**Goal**
Copy out all of the material exactly as presented.
####################
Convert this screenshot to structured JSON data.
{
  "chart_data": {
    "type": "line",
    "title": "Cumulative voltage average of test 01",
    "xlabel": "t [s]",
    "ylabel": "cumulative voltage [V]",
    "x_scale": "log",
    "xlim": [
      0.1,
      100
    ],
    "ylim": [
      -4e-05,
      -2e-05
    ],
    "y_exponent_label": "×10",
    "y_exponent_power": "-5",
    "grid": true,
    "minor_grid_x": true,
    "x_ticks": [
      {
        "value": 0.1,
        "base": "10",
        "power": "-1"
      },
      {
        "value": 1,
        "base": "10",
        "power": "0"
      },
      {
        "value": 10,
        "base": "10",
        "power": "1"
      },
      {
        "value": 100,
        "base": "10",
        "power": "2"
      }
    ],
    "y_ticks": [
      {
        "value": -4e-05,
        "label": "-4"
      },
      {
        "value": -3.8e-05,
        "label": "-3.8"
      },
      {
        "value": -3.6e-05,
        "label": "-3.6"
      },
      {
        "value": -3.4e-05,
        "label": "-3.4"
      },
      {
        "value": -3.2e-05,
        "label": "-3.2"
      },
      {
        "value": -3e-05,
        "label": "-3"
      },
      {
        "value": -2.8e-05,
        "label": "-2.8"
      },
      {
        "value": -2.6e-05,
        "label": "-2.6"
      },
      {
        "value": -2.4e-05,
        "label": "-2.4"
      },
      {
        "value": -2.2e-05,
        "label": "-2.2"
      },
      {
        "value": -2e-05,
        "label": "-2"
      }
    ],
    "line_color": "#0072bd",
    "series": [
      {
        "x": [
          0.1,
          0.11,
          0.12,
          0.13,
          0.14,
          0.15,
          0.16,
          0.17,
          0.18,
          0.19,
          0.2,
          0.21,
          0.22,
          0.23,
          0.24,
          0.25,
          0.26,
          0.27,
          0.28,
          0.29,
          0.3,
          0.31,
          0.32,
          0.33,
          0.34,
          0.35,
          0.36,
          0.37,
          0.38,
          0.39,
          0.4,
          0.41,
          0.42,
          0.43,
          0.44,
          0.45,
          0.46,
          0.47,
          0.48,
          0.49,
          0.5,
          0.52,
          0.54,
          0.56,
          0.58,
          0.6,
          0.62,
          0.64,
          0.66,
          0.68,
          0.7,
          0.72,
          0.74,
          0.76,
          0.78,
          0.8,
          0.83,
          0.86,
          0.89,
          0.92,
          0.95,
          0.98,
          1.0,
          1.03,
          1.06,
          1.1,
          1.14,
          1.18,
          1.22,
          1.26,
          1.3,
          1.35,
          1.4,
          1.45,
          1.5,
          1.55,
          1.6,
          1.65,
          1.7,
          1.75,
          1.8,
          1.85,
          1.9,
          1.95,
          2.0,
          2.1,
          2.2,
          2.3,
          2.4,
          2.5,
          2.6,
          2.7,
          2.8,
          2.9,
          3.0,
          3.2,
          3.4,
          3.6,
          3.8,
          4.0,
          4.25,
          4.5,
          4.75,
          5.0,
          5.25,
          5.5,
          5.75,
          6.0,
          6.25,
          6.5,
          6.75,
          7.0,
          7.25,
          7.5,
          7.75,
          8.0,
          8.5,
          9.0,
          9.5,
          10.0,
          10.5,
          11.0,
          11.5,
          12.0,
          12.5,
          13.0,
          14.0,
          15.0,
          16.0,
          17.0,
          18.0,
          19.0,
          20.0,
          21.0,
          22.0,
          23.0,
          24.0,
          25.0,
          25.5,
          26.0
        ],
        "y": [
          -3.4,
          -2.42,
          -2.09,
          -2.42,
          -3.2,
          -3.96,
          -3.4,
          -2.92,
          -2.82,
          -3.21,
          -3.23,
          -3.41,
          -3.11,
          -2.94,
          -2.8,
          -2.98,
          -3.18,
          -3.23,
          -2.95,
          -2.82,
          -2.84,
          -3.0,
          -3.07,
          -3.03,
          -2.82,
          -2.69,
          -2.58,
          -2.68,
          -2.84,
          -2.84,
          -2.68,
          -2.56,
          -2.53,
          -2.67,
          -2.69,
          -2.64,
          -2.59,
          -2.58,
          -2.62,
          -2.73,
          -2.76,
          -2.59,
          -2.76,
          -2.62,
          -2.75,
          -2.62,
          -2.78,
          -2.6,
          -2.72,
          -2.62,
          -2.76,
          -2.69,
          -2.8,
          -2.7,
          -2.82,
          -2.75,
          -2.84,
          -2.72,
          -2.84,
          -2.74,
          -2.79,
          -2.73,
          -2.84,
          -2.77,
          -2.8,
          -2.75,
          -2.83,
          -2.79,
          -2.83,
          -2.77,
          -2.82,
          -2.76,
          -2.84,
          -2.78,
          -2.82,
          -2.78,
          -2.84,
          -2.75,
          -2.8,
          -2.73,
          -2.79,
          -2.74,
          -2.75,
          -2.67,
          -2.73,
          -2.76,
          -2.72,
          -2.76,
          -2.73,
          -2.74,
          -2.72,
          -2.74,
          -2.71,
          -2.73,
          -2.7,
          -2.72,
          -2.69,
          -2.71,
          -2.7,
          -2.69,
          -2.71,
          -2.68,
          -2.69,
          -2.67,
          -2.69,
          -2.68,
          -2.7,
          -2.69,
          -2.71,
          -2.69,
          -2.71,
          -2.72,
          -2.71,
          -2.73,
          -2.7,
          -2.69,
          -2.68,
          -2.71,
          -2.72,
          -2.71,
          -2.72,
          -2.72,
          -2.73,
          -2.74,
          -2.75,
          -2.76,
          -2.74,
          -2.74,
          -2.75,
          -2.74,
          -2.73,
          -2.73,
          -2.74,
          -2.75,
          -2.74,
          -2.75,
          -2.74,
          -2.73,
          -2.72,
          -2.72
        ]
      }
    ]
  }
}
####################
**Answer for this exercise**
Convert this screenshot to structured JSON data.
{
  "chart_data": {
    "type": "line",
    "title": "Cumulative voltage average of test 01",
    "xlabel": "t [s]",
    "ylabel": "cumulative voltage [V]",
    "x_scale": "log",
    "xlim": [
      0.1,
      100
    ],
    "ylim": [
      -4e-05,
      -2e-05
    ],
    "y_exponent_label": "×10",
    "y_exponent_power": "-5",
    "grid": true,
    "minor_grid_x": true,
    "x_ticks": [
      {
        "value": 0.1,
        "base": "10",
        "power": "-1"
      },
      {
        "value": 1,
        "base": "10",
        "power": "0"
      },
      {
        "value": 10,
        "base": "10",
        "power": "1"
      },
      {
        "value": 100,
        "base": "10",
        "power": "2"
      }
    ],
    "y_ticks": [
      {
        "value": -4e-05,
        "label": "-4"
      },
      {
        "value": -3.8e-05,
        "label": "-3.8"
      },
      {
        "value": -3.6e-05,
        "label": "-3.6"
      },
      {
        "value": -3.4e-05,
        "label": "-3.4"
      },
      {
        "value": -3.2e-05,
        "label": "-3.2"
      },
      {
        "value": -3e-05,
        "label": "-3"
      },
      {
        "value": -2.8e-05,
        "label": "-2.8"
      },
      {
        "value": -2.6e-05,
        "label": "-2.6"
      },
      {
        "value": -2.4e-05,
        "label": "-2.4"
      },
      {
        "value": -2.2e-05,
        "label": "-2.2"
      },
      {
        "value": -2e-05,
        "label": "-2"
      }
    ],
    "line_color": "#0072bd",
    "series": [
      {
        "x": [
          0.1,
          0.11,
          0.12,
          0.13,
          0.14,
          0.15,
          0.16,
          0.17,
          0.18,
          0.19,
          0.2,
          0.21,
          0.22,
          0.23,
          0.24,
          0.25,
          0.26,
          0.27,
          0.28,
          0.29,
          0.3,
          0.31,
          0.32,
          0.33,
          0.34,
          0.35,
          0.36,
          0.37,
          0.38,
          0.39,
          0.4,
          0.41,
          0.42,
          0.43,
          0.44,
          0.45,
          0.46,
          0.47,
          0.48,
          0.49,
          0.5,
          0.52,
          0.54,
          0.56,
          0.58,
          0.6,
          0.62,
          0.64,
          0.66,
          0.68,
          0.7,
          0.72,
          0.74,
          0.76,
          0.78,
          0.8,
          0.83,
          0.86,
          0.89,
          0.92,
          0.95,
          0.98,
          1.0,
          1.03,
          1.06,
          1.1,
          1.14,
          1.18,
          1.22,
          1.26,
          1.3,
          1.35,
          1.4,
          1.45,
          1.5,
          1.55,
          1.6,
          1.65,
          1.7,
          1.75,
          1.8,
          1.85,
          1.9,
          1.95,
          2.0,
          2.1,
          2.2,
          2.3,
          2.4,
          2.5,
          2.6,
          2.7,
          2.8,
          2.9,
          3.0,
          3.2,
          3.4,
          3.6,
          3.8,
          4.0,
          4.25,
          4.5,
          4.75,
          5.0,
          5.25,
          5.5,
          5.75,
          6.0,
          6.25,
          6.5,
          6.75,
          7.0,
          7.25,
          7.5,
          7.75,
          8.0,
          8.5,
          9.0,
          9.5,
          10.0,
          10.5,
          11.0,
          11.5,
          12.0,
          12.5,
          13.0,
          14.0,
          15.0,
          16.0,
          17.0,
          18.0,
          19.0,
          20.0,
          21.0,
          22.0,
          23.0,
          24.0,
          25.0,
          25.5,
          26.0
        ],
        "y": [
          -3.4,
          -2.42,
          -2.09,
          -2.42,
          -3.2,
          -3.96,
          -3.4,
          -2.92,
          -2.82,
          -3.21,
          -3.23,
          -3.41,
          -3.11,
          -2.94,
          -2.8,
          -2.98,
          -3.18,
          -3.23,
          -2.95,
          -2.82,
          -2.84,
          -3.0,
          -3.07,
          -3.03,
          -2.82,
          -2.69,
          -2.58,
          -2.68,
          -2.84,
          -2.84,
          -2.68,
          -2.56,
          -2.53,
          -2.67,
          -2.69,
          -2.64,
          -2.59,
          -2.58,
          -2.62,
          -2.73,
          -2.76,
          -2.59,
          -2.76,
          -2.62,
          -2.75,
          -2.62,
          -2.78,
          -2.6,
          -2.72,
          -2.62,
          -2.76,
          -2.69,
          -2.8,
          -2.7,
          -2.82,
          -2.75,
          -2.84,
          -2.72,
          -2.84,
          -2.74,
          -2.79,
          -2.73,
          -2.84,
          -2.77,
          -2.8,
          -2.75,
          -2.83,
          -2.79,
          -2.83,
          -2.77,
          -2.82,
          -2.76,
          -2.84,
          -2.78,
          -2.82,
          -2.78,
          -2.84,
          -2.75,
          -2.8,
          -2.73,
          -2.79,
          -2.74,
          -2.75,
          -2.67,
          -2.73,
          -2.76,
          -2.72,
          -2.76,
          -2.73,
          -2.74,
          -2.72,
          -2.74,
          -2.71,
          -2.73,
          -2.7,
          -2.72,
          -2.69,
          -2.71,
          -2.7,
          -2.69,
          -2.71,
          -2.68,
          -2.69,
          -2.67,
          -2.69,
          -2.68,
          -2.7,
          -2.69,
          -2.71,
          -2.69,
          -2.71,
          -2.72,
          -2.71,
          -2.73,
          -2.7,
          -2.69,
          -2.68,
          -2.71,
          -2.72,
          -2.71,
          -2.72,
          -2.72,
          -2.73,
          -2.74,
          -2.75,
          -2.76,
          -2.74,
          -2.74,
          -2.75,
          -2.74,
          -2.73,
          -2.73,
          -2.74,
          -2.75,
          -2.74,
          -2.75,
          -2.74,
          -2.73,
          -2.72,
          -2.72
        ]
      }
    ]
  }
}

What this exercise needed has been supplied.